- Opening Delimiter -
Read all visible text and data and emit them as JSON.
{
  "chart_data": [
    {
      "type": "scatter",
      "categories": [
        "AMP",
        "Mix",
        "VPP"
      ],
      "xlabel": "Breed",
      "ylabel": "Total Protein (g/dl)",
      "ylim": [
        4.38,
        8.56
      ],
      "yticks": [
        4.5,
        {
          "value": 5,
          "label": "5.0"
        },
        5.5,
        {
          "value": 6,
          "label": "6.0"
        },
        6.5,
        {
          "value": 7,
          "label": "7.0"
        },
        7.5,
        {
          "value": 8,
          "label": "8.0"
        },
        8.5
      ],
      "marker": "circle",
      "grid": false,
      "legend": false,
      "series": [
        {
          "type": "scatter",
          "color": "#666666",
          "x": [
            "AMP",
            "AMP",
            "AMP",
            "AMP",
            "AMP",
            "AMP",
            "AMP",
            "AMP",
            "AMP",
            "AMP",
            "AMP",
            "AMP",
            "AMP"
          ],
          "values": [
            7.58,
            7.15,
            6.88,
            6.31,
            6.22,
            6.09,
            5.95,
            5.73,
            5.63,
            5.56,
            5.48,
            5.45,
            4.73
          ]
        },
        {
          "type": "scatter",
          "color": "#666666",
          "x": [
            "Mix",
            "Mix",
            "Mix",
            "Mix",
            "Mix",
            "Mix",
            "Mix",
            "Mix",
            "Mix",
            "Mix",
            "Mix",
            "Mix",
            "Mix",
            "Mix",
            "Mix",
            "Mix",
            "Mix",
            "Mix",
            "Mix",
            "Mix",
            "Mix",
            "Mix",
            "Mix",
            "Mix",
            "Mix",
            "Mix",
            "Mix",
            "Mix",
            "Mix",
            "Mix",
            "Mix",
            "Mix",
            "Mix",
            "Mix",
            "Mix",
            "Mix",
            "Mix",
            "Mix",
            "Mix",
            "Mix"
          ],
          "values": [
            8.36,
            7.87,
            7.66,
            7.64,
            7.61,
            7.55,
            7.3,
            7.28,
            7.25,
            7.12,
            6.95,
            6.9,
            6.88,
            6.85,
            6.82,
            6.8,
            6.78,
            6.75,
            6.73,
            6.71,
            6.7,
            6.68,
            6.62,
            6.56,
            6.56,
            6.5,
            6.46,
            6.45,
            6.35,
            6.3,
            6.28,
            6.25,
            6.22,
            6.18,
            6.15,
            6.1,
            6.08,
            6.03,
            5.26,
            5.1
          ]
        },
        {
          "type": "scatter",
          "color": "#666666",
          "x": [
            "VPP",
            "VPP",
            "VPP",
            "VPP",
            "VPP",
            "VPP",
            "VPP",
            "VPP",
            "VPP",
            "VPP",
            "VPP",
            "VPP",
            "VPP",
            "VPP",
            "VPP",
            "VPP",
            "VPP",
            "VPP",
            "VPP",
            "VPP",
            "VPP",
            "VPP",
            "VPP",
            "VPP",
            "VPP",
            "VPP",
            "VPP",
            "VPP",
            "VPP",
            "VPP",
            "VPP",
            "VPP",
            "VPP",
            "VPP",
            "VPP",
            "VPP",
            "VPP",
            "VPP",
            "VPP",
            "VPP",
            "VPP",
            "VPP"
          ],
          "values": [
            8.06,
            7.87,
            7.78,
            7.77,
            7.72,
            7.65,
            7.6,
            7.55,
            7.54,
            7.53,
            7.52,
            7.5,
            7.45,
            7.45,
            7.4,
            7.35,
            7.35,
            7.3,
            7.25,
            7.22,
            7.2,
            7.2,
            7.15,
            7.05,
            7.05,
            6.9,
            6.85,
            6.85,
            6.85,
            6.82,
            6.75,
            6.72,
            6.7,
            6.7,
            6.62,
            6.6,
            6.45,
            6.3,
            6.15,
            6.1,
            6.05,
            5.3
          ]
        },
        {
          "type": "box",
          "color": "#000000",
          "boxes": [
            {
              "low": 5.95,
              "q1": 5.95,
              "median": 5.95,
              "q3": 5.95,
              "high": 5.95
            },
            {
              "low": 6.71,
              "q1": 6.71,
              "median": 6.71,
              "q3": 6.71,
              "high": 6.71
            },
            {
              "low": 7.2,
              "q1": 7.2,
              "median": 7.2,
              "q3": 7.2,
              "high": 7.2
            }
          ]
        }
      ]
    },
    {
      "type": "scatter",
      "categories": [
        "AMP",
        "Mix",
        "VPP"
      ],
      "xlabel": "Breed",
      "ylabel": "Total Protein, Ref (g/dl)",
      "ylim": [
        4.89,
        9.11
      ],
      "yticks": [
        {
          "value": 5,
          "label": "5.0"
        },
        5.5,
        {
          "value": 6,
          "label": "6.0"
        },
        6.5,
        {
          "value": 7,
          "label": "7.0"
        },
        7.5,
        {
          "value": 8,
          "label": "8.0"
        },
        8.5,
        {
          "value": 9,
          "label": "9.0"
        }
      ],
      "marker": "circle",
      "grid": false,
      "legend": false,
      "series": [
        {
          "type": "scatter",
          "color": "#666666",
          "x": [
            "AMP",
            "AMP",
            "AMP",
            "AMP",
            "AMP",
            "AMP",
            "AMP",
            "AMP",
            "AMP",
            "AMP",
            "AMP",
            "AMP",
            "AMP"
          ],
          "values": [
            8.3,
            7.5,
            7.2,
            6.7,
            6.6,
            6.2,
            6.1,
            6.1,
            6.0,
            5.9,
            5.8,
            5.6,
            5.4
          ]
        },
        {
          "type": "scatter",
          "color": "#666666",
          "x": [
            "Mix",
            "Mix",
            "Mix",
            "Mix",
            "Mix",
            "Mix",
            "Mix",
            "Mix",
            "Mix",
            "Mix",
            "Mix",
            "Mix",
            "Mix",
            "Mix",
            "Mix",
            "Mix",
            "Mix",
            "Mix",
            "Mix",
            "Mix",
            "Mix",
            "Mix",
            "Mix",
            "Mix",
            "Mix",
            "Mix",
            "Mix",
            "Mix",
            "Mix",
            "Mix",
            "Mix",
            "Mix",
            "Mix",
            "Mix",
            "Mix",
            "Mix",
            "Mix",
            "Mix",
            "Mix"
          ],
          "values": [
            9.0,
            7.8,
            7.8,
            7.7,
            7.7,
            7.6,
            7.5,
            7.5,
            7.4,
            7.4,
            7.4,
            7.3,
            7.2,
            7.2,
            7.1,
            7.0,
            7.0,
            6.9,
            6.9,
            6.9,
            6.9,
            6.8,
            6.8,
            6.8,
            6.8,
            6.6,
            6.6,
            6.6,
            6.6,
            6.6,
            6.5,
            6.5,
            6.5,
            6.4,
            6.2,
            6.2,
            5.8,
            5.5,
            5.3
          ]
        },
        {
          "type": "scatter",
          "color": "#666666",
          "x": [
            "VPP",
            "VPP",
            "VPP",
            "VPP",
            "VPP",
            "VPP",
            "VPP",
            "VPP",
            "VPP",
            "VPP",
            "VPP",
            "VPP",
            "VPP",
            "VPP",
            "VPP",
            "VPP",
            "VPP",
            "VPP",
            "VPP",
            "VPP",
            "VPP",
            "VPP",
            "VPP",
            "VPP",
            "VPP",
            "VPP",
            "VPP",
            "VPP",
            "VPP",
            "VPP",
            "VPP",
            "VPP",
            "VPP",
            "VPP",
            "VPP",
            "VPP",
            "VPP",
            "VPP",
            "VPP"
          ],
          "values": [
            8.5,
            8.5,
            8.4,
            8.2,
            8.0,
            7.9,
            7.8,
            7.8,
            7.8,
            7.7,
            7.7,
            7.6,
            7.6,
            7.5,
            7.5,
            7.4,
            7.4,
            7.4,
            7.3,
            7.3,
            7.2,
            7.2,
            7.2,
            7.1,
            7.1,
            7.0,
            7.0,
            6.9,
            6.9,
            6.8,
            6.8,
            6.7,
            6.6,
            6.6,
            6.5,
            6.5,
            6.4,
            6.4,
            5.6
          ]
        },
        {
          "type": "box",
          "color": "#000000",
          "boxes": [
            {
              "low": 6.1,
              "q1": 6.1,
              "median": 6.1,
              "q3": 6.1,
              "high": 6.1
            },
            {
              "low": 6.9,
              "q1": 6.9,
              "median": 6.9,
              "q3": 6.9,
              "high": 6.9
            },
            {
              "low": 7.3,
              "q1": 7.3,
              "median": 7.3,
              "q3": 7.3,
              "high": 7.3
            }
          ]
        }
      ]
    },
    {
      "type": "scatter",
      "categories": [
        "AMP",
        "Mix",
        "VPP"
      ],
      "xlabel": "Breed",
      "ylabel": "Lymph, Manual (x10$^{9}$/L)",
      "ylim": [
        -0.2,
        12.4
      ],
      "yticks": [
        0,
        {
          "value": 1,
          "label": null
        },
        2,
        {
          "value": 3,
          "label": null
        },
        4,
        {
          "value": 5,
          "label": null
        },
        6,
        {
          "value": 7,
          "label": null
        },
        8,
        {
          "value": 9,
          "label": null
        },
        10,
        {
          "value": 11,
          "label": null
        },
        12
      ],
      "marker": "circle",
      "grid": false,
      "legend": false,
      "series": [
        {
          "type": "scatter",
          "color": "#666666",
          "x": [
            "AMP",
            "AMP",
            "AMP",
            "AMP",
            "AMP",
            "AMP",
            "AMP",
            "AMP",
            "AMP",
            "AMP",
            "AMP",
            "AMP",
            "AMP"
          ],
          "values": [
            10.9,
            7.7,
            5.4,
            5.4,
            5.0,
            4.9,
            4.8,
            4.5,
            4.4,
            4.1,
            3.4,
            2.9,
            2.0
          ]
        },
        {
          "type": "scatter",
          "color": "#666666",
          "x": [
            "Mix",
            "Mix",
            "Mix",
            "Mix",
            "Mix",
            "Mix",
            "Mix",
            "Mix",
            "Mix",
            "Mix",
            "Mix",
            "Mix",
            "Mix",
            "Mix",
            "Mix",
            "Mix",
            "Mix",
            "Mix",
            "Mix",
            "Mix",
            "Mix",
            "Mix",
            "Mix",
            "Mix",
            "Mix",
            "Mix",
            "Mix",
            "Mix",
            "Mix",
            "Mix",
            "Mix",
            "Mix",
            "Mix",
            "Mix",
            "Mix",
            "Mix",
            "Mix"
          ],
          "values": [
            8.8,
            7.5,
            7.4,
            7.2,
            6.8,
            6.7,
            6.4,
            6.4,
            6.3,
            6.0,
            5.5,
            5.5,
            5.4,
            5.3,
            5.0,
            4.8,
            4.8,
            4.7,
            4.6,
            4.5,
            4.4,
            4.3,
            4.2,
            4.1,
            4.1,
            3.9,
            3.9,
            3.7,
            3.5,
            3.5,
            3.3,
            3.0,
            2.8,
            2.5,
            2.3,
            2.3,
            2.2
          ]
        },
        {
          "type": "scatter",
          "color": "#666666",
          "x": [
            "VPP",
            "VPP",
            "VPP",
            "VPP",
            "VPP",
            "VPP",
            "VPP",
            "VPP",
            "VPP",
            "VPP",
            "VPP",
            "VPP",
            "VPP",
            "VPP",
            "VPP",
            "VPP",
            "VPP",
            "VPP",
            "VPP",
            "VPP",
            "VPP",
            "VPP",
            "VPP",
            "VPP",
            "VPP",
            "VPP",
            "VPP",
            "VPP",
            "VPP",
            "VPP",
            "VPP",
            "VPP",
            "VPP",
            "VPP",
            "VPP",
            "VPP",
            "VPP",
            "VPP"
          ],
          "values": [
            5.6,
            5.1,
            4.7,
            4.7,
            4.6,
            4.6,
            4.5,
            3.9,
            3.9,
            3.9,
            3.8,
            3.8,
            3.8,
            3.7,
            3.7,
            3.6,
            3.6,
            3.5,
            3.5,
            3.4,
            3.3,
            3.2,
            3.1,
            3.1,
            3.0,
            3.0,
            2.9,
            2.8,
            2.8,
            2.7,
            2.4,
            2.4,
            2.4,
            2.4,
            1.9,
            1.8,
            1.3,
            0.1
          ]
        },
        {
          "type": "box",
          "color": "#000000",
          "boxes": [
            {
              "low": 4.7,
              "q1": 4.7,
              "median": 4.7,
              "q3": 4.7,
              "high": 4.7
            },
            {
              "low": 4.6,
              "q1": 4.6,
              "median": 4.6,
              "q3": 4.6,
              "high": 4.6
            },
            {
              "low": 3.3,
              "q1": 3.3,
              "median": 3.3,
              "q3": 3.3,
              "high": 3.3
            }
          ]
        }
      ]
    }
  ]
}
- Closing Delimiter -
WORK ORDER:
Please give only the number of lines above that contain the word "Total".

EXERCISE SOLUTION:
2